___ Text for analysis

1
votes

Why c# compiler is not smart enough in the following scenario?

    void ThrowEx() {
        throw new Exception();
    }

    int Test() {
        ThrowEx();
    }

...Test()': not all code paths return a value

Edit: in practice, i want to extract exception throwing logic into a separate method because i'm tired typing stuff like throw new FaultException<MyCustomFault>(new MyCustomFault(), "cannot validate the input");

4
How much analysis do you want the compiler to do? How deep should it go? - John Saunders
Why would you want this? - Doggett
The simple answer is that it's a compiler not an interpreter - ChrisF
I don't see anything wrong with it. By programming language semantic, the method should return an int value. - Madhur Ahuja
This would be the first time that I've ever encountered someone trying to use generic exceptions. Why are you doing that instead of hoisting a concrete class (so you can catch MyCustomFaultExceptions)? - 48klocs

4 Answers

3
votes

It doesn't look between methods; not least, the method could be in a different assembly and could change without rebuilds, or could be virtual, extern, abstract or partial - it would be confusing to spot only a small number of cases.

______
___ Extracted information

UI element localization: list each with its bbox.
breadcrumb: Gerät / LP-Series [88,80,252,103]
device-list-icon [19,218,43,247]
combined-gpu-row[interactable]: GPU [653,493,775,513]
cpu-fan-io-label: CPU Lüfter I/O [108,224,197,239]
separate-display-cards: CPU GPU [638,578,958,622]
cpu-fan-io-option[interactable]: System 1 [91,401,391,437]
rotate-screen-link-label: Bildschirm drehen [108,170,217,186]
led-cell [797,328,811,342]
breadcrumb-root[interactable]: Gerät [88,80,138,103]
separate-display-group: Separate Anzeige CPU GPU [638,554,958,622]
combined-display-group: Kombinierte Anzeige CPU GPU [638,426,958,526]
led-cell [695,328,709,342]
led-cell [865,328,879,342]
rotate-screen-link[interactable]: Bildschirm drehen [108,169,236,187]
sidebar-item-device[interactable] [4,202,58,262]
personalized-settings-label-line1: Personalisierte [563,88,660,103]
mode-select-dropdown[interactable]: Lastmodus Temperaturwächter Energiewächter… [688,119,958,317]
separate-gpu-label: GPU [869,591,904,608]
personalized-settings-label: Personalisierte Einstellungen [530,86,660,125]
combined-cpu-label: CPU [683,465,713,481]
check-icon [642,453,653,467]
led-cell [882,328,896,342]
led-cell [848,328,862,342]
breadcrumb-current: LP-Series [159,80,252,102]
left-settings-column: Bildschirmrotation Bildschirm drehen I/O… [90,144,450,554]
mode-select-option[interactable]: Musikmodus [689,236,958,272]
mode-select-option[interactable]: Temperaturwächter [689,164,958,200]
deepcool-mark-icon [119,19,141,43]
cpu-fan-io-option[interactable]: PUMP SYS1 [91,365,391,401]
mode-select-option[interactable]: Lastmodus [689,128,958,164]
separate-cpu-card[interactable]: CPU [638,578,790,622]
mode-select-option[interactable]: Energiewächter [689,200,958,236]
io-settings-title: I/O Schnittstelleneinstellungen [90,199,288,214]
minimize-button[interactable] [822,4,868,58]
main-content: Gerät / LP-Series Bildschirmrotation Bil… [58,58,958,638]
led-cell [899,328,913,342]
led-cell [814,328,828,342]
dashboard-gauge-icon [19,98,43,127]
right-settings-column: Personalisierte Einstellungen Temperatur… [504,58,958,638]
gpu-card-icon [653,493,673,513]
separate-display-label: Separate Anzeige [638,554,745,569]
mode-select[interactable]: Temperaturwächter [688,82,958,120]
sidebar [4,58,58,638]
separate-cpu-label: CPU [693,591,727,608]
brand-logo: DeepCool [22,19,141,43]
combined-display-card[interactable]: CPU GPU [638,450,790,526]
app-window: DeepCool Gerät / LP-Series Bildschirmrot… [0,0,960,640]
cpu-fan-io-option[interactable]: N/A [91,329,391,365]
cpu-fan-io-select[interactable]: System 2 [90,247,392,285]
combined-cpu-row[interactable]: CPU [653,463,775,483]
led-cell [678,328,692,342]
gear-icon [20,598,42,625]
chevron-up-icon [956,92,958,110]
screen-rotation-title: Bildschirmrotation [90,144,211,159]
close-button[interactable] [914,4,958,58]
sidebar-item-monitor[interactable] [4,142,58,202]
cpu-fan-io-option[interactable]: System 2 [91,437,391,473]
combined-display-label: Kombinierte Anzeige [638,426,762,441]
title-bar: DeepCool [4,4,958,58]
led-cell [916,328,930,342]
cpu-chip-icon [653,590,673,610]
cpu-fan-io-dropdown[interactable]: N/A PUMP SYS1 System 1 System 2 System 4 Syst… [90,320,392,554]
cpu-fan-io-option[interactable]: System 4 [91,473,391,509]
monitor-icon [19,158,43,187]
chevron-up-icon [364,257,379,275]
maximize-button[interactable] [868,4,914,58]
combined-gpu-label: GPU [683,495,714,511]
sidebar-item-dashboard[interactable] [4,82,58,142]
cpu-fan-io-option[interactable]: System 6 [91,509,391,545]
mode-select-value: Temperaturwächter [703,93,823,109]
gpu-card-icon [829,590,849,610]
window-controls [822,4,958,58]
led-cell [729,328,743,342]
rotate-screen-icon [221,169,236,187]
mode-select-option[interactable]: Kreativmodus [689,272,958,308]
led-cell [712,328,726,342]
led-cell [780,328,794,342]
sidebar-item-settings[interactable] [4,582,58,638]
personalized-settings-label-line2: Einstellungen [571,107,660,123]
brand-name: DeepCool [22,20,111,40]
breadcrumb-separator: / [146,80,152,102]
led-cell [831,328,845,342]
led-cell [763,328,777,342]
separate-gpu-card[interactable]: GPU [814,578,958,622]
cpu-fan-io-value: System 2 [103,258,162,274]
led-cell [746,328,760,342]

______

Study questions:
(1) In the C# compiler question above, which error does the compiler report for the Test() method?
(2) Continue the C# compiler discussion above, starting after its last sentence.

Your written answers:
(1) It reports that not all code paths return a value.

(2)
You could have the ThrowEx return "int", and then:

return ThrowEx();

which would make the compiler happy. Or use generics:

static T ThrowEx<T>() {...}
...
return ThrowEx<int>();
2
votes

ThrowEx() is void. The compiler knows this, and it determines that there is no return value for the Test() method. The compiler is designed to test your successful method production. Injecting a thrown exception as a valid response is not a reasonable compiler expectation.

1
votes

And how do you wish the compiler to handle cases such as

void ThrowEx() { 
    decimal i = ... get 1 from app config;
    decimal div = ... get 0 from app confid
    decimal randomNumber = i / div;
    do some other stuff....
} 

int Test() { 
    ThrowEx(); 
}
0
votes

Among other things, the Debugger or Profiler API could allow throwing the exception in ThrowEx to be skipped, at which point the behavior of Test would be undefined.